**Excerpted data**
════════════════════

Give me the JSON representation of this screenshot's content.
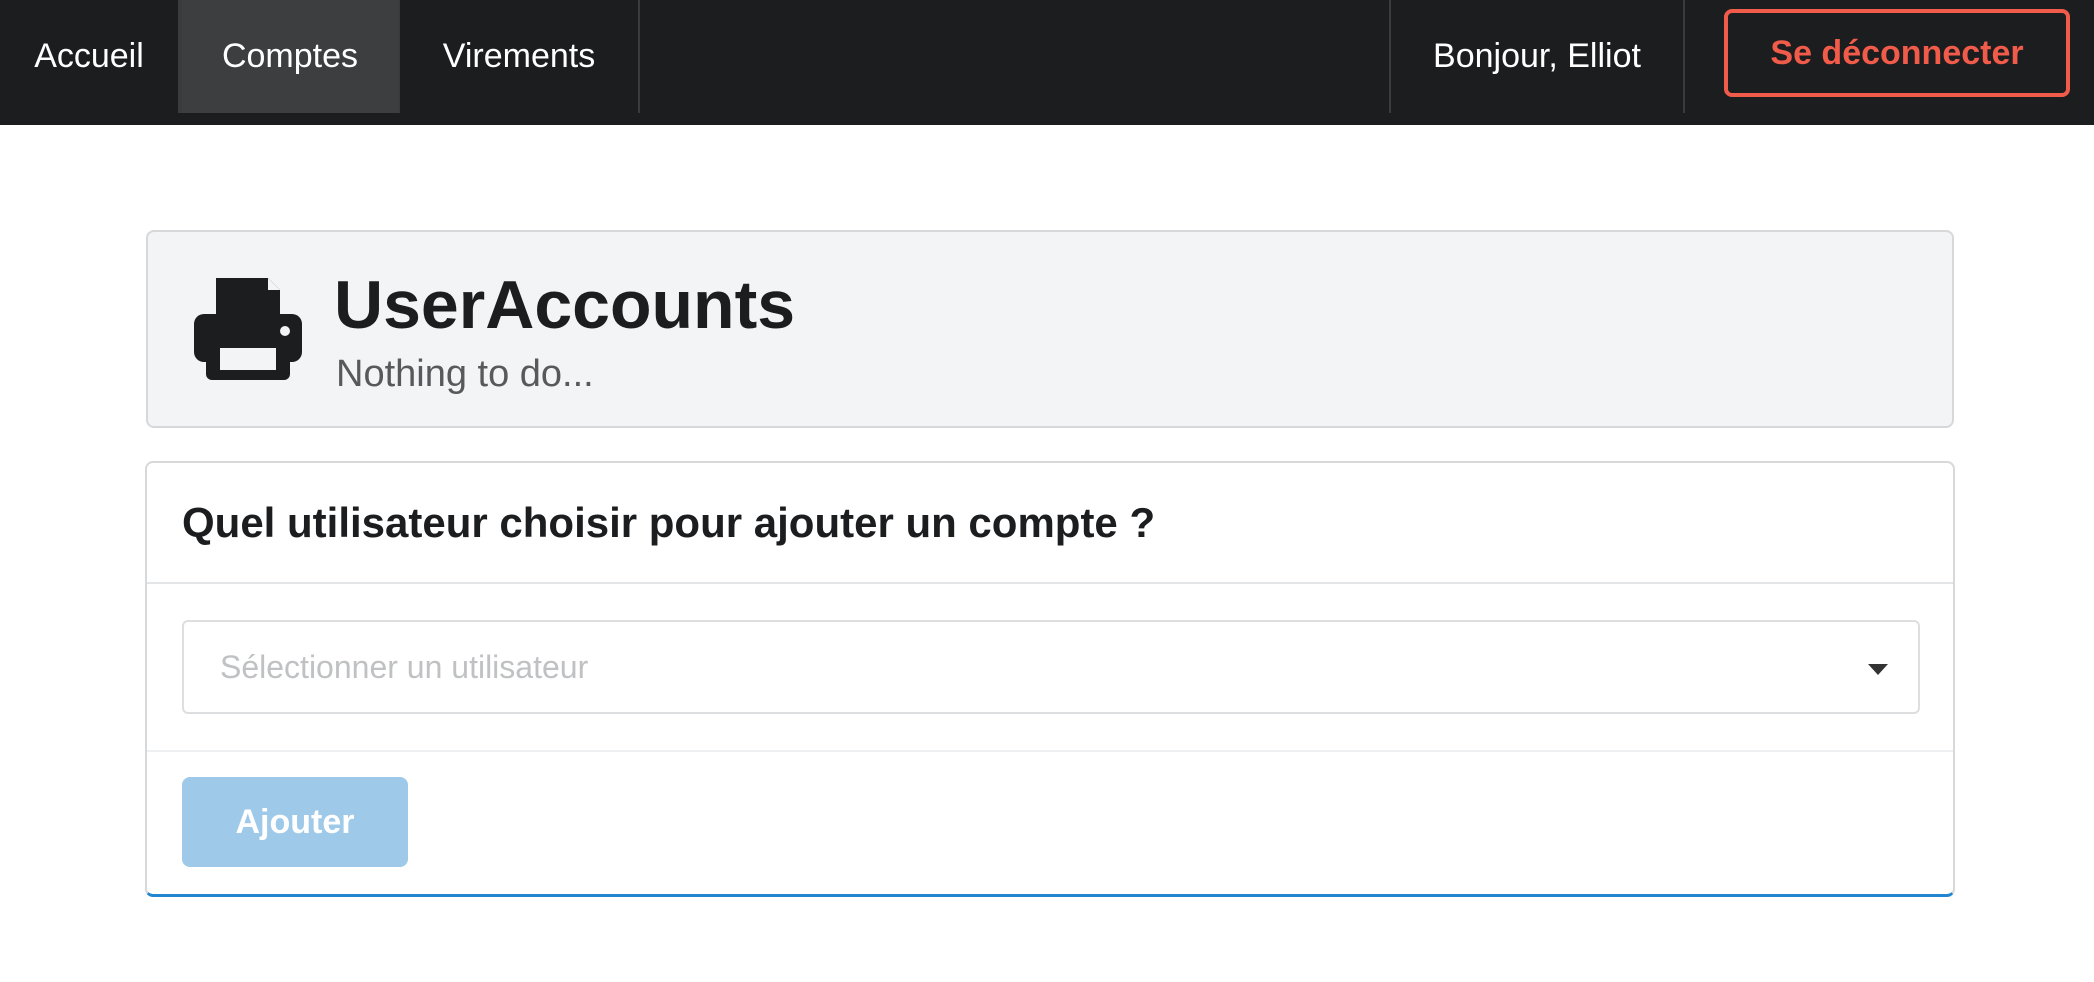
{
  "nav": {
    "items": [
      {
        "label": "Accueil",
        "active": false
      },
      {
        "label": "Comptes",
        "active": true
      },
      {
        "label": "Virements",
        "active": false
      }
    ],
    "greeting": "Bonjour, Elliot",
    "logout_label": "Se déconnecter"
  },
  "header": {
    "icon": "printer-icon",
    "title": "UserAccounts",
    "subtitle": "Nothing to do..."
  },
  "form": {
    "heading": "Quel utilisateur choisir pour ajouter un compte ?",
    "select_placeholder": "Sélectionner un utilisateur",
    "submit_label": "Ajouter"
  },
  "colors": {
    "nav_background": "#1c1d1f",
    "nav_active": "#3d3e40",
    "logout_accent": "#f15b4a",
    "header_panel": "#f3f4f5",
    "primary_button_disabled": "#9fc9e9",
    "card_accent": "#2185d0"
  }
}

════════════════════

**What to produce**
Transcribe the whole listing exactly. Pictures stay out of your copy.

**Task response**
Give me the JSON representation of this screenshot's content.
{
  "nav": {
    "items": [
      {
        "label": "Accueil",
        "active": false
      },
      {
        "label": "Comptes",
        "active": true
      },
      {
        "label": "Virements",
        "active": false
      }
    ],
    "greeting": "Bonjour, Elliot",
    "logout_label": "Se déconnecter"
  },
  "header": {
    "icon": "printer-icon",
    "title": "UserAccounts",
    "subtitle": "Nothing to do..."
  },
  "form": {
    "heading": "Quel utilisateur choisir pour ajouter un compte ?",
    "select_placeholder": "Sélectionner un utilisateur",
    "submit_label": "Ajouter"
  },
  "colors": {
    "nav_background": "#1c1d1f",
    "nav_active": "#3d3e40",
    "logout_accent": "#f15b4a",
    "header_panel": "#f3f4f5",
    "primary_button_disabled": "#9fc9e9",
    "card_accent": "#2185d0"
  }
}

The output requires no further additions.